--- Written request 1 ---
From the Tutu report, list every name of a person, university, campaign or war that appears in it, not counting Tutu himself.
--- Written request 2 ---
Rewrite the paragraph of the Tutu report that begins "Tutu said that, in the apartheid era" as one shorter sentence that keeps its main facts.
--- Written request 3 ---
Reproduce the Tutu report word for word from "He said it was" up to and including "change the world.".

--- Page extract ---
□ □ □ □ □ □ □

His statement, issued at UCT yesterday as part of the university’s The Change Campaign, did not explicitly refer to whites, but was made in the context of his speaking about his earlier call for a “wealth tax”.

“In response to my wealth tax statement,” he joked, “many have just said: ‘Eish, why didn’t you just remain retired?’

“What we really need is national community service. Before you go out to find work, it will be good to say: ‘I volunteer my services.’ For goodness’ sake, this is our country and we will all benefit.”

For example, he said, architects could work towards “designing and putting up decent homes for the destitute and homeless”, while other skills could be used in providing clean water and other basic services.

He said it was “disgraceful that some of our children are still learning under trees and others are homeless”, but “when you fly in a plane over this country you see there is more than enough land for every single one of us”.

“We would all be beneficiaries of national community service and would learn to know one another better across different social strata.”

Tutu said he had deep respect for young people’s ability to change the world.

“When America was fighting the Vietnam War, who were the people who demonstrated and got the US out of the war? It was people like you – students – saying ‘No, this is immoral’.”

Tutu said that, in the apartheid era, he travelled to American universities and colleges, calling on the US to disinvest in South Africa at a time when then-president Ronald Reagan was opposed to sanctions.

“They were so passionate and were able to change the moral climate of that country. They were young people like you and you and you and you.”

□ □ □ □ □ □ □

--- Given information ---

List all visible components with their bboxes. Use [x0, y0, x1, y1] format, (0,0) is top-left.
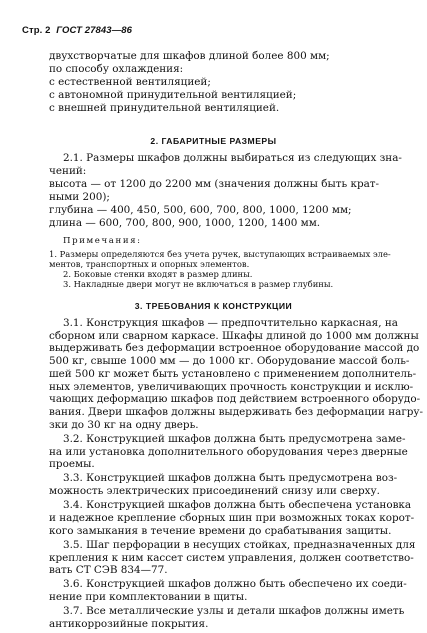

□ □ □ □ □ □ □

--- Task solution 1 ---
- UCT
- The Change Campaign
- Vietnam War
- Ronald Reagan

--- Task solution 2 ---
During apartheid, Tutu visited American universities and colleges to urge the US to disinvest in South Africa, while then-president Ronald Reagan opposed sanctions.

--- Task solution 3 ---
He said it was “disgraceful that some of our children are still learning under trees and others are homeless”, but “when you fly in a plane over this country you see there is more than enough land for every single one of us”.

“We would all be beneficiaries of national community service and would learn to know one another better across different social strata.”

Tutu said he had deep respect for young people’s ability to change the world.